* Start Material for this task *
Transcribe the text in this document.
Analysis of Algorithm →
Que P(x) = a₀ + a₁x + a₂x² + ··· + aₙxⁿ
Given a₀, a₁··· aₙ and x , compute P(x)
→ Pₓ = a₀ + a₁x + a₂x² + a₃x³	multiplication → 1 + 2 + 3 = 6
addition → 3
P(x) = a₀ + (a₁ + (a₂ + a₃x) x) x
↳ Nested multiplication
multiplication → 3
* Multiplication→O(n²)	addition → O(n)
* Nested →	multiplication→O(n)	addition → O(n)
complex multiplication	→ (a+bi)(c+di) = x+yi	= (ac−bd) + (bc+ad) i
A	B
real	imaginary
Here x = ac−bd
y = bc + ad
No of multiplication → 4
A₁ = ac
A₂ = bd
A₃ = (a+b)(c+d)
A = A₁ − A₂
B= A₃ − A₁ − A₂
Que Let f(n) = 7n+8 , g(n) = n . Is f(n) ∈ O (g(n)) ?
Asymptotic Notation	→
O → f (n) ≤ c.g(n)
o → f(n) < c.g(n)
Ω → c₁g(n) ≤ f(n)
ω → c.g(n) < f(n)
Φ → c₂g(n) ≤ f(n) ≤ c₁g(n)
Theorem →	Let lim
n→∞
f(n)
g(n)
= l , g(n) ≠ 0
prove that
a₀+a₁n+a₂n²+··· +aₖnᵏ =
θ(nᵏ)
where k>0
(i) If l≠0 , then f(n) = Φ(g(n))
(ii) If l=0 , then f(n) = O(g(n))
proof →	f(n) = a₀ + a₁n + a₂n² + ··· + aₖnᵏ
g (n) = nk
* End Material for this task *
Write out the material exactly as given.

*Response to this exercise:*
Transcribe the text in this document.
Analysis of Algorithm →
Que P(x) = a₀ + a₁x + a₂x² + ··· + aₙxⁿ
Given a₀, a₁··· aₙ and x , compute P(x)
→ Pₓ = a₀ + a₁x + a₂x² + a₃x³	multiplication → 1 + 2 + 3 = 6
addition → 3
P(x) = a₀ + (a₁ + (a₂ + a₃x) x) x
↳ Nested multiplication
multiplication → 3
* Multiplication→O(n²)	addition → O(n)
* Nested →	multiplication→O(n)	addition → O(n)
complex multiplication	→ (a+bi)(c+di) = x+yi	= (ac−bd) + (bc+ad) i
A	B
real	imaginary
Here x = ac−bd
y = bc + ad
No of multiplication → 4
A₁ = ac
A₂ = bd
A₃ = (a+b)(c+d)
A = A₁ − A₂
B= A₃ − A₁ − A₂
Que Let f(n) = 7n+8 , g(n) = n . Is f(n) ∈ O (g(n)) ?
Asymptotic Notation	→
O → f (n) ≤ c.g(n)
o → f(n) < c.g(n)
Ω → c₁g(n) ≤ f(n)
ω → c.g(n) < f(n)
Φ → c₂g(n) ≤ f(n) ≤ c₁g(n)
Theorem →	Let lim
n→∞
f(n)
g(n)
= l , g(n) ≠ 0
prove that
a₀+a₁n+a₂n²+··· +aₖnᵏ =
θ(nᵏ)
where k>0
(i) If l≠0 , then f(n) = Φ(g(n))
(ii) If l=0 , then f(n) = O(g(n))
proof →	f(n) = a₀ + a₁n + a₂n² + ··· + aₖnᵏ
g (n) = nk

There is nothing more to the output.